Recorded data
►

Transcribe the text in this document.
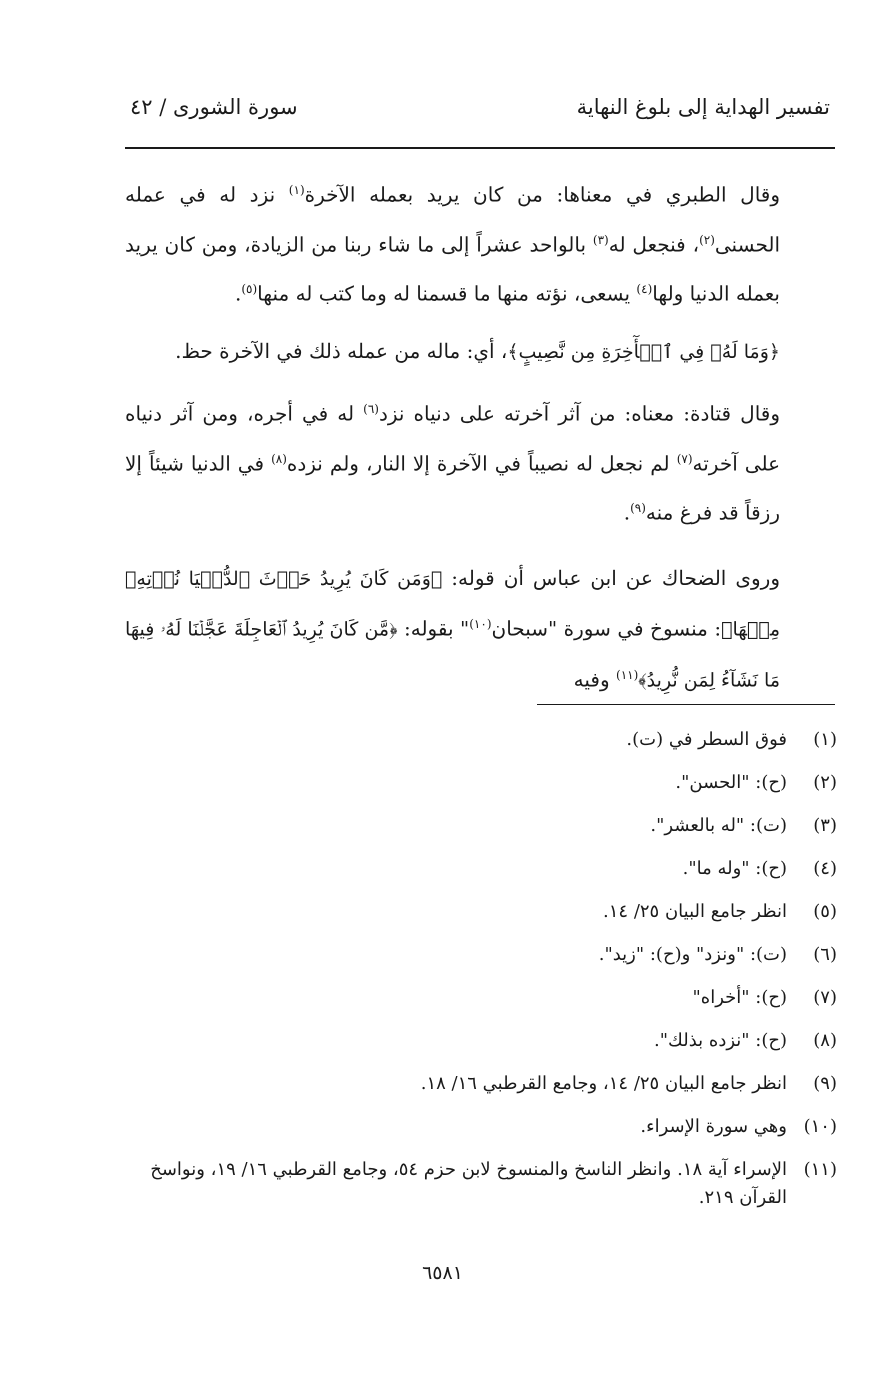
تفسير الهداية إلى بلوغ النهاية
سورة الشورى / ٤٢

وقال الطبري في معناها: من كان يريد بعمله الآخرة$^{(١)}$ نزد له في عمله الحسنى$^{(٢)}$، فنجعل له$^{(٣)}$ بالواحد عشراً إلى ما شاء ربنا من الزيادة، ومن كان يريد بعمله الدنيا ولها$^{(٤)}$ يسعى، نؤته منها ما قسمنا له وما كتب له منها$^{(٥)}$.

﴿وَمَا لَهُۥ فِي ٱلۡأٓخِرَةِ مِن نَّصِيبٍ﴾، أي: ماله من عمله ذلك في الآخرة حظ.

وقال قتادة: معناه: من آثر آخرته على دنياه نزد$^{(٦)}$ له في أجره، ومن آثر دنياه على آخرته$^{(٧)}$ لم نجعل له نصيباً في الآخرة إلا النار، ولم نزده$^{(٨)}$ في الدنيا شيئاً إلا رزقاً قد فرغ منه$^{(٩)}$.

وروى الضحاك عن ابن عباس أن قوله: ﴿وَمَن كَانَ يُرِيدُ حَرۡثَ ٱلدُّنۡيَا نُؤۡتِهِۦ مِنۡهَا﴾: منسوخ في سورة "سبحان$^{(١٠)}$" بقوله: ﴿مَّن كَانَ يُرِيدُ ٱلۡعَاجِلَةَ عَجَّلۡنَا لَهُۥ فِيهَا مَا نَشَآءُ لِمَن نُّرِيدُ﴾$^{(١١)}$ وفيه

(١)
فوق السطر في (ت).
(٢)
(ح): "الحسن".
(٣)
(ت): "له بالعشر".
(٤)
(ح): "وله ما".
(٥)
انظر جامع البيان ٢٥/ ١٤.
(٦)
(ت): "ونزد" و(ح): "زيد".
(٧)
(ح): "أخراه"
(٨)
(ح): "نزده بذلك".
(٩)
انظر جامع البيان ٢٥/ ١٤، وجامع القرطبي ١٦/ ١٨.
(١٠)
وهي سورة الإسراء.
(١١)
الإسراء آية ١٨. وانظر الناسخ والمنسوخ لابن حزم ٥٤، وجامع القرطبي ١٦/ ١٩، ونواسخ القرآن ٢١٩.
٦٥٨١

◄
►

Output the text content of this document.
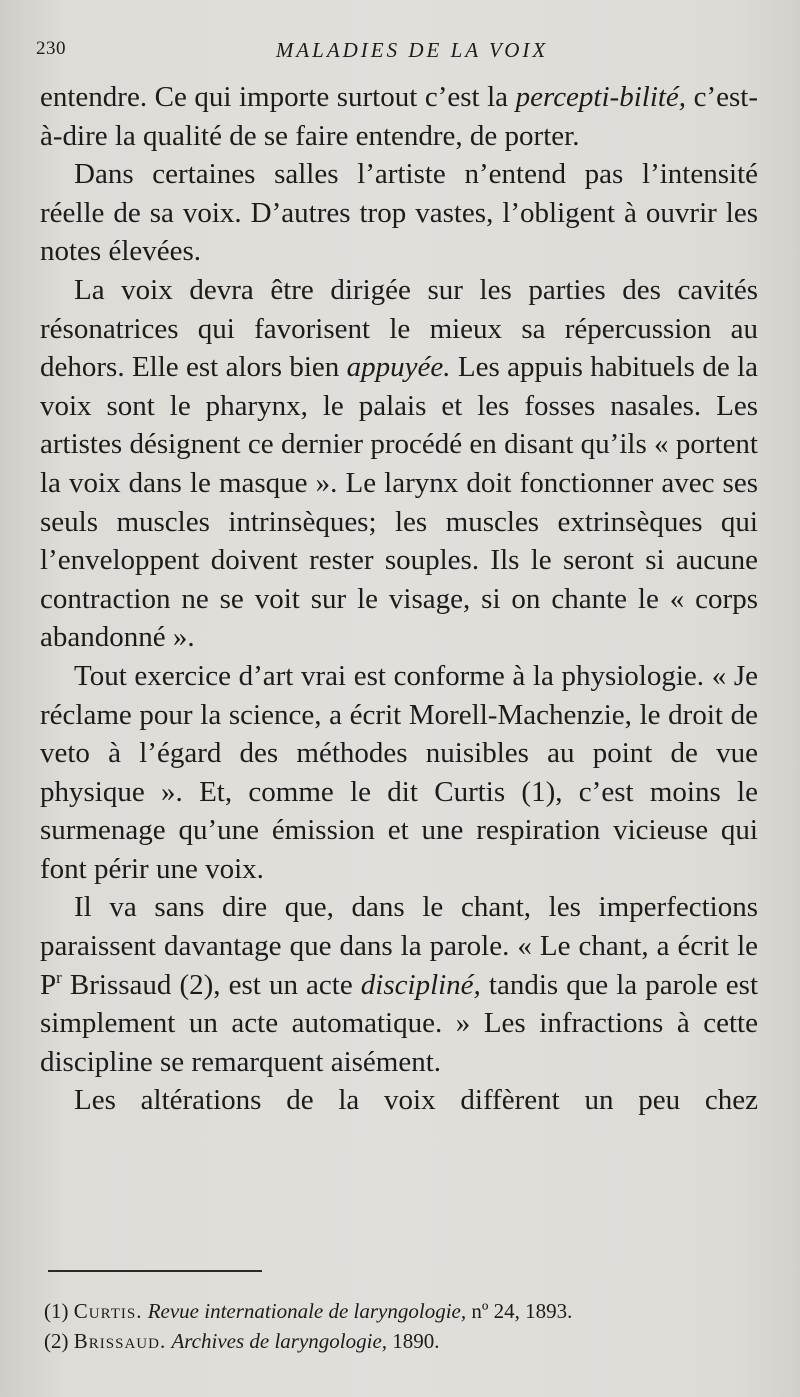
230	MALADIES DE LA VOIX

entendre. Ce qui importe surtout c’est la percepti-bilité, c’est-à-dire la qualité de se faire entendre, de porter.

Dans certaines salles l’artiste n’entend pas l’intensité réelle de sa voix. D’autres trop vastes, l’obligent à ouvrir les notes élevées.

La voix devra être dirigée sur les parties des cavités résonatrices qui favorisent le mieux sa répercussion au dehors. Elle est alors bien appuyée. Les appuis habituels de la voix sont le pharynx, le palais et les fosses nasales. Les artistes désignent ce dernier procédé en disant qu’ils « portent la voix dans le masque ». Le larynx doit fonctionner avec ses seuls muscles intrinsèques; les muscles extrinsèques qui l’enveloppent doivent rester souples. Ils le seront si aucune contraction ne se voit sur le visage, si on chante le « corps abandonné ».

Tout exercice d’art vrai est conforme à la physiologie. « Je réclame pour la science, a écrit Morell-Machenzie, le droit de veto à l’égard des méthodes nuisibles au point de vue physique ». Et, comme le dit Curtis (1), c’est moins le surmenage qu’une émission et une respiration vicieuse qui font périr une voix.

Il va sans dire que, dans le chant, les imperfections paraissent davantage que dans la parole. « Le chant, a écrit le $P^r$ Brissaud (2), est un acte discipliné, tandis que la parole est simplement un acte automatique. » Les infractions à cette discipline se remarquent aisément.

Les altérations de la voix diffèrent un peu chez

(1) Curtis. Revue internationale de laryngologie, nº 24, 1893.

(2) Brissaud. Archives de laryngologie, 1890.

◄

What is needed
Report only the number of lines in the data above that contain "Curtis".

Output for this exercise
2